start Data

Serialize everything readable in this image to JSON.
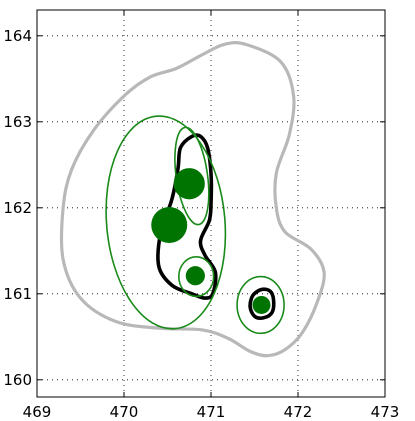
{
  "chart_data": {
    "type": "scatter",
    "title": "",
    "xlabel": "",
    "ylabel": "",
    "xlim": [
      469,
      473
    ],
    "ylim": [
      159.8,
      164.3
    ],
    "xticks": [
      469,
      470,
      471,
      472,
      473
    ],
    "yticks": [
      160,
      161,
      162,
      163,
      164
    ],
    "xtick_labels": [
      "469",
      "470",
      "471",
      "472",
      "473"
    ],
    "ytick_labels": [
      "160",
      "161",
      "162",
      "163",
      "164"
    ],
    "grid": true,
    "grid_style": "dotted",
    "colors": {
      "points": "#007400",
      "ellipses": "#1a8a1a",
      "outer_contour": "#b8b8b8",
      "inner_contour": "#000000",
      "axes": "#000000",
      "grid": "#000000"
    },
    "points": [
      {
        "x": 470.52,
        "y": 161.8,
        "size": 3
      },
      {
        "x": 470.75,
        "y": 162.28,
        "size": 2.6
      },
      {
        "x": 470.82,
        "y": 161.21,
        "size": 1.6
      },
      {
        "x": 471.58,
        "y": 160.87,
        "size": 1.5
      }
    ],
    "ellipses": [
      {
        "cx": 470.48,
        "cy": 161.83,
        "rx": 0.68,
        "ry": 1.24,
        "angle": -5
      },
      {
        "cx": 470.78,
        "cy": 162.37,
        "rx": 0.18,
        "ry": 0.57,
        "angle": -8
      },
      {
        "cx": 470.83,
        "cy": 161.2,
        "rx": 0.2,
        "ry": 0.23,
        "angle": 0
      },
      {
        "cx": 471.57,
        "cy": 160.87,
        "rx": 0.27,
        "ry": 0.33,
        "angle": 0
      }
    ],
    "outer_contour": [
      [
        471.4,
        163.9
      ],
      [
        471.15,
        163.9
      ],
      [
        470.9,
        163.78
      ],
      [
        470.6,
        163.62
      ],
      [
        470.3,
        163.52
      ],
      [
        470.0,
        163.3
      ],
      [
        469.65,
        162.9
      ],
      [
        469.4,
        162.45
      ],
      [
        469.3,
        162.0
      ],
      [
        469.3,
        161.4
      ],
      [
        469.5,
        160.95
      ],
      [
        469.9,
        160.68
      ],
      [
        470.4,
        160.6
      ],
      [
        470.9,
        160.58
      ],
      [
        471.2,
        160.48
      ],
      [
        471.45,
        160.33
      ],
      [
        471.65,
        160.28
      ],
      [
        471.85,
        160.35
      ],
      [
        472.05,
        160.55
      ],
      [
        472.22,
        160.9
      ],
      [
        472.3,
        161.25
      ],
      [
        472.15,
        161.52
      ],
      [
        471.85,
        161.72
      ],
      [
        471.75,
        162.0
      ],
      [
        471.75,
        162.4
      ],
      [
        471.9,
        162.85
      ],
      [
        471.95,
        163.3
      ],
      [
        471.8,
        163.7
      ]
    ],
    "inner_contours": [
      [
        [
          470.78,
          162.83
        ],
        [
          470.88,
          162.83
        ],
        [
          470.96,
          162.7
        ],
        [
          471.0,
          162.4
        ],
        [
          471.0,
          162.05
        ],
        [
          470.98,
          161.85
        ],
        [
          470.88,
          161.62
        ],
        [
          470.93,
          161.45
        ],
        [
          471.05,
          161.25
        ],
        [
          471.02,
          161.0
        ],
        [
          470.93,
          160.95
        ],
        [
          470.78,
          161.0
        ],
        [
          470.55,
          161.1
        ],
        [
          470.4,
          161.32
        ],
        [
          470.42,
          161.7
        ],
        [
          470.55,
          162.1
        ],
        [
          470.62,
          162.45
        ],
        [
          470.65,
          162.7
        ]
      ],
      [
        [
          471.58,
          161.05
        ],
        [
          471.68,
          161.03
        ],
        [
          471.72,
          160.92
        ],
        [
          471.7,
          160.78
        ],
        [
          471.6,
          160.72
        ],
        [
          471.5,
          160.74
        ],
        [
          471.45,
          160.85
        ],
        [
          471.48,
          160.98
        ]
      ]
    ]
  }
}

end Data
start Data

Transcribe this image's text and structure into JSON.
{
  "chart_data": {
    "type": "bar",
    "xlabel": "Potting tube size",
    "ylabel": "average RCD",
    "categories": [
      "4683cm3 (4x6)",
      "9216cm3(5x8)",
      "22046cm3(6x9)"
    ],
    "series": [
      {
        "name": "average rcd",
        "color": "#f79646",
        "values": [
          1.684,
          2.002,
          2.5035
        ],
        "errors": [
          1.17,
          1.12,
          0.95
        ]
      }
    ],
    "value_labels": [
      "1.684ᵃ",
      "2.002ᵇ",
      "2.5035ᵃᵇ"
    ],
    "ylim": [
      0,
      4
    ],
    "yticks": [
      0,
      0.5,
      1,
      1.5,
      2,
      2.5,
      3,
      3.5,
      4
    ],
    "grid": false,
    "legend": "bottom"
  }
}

end Data

### Task statement:
Copy out all lines where the word "image" appears.

### Finished task:
Serialize everything readable in this image to JSON.
Transcribe this image's text and structure into JSON.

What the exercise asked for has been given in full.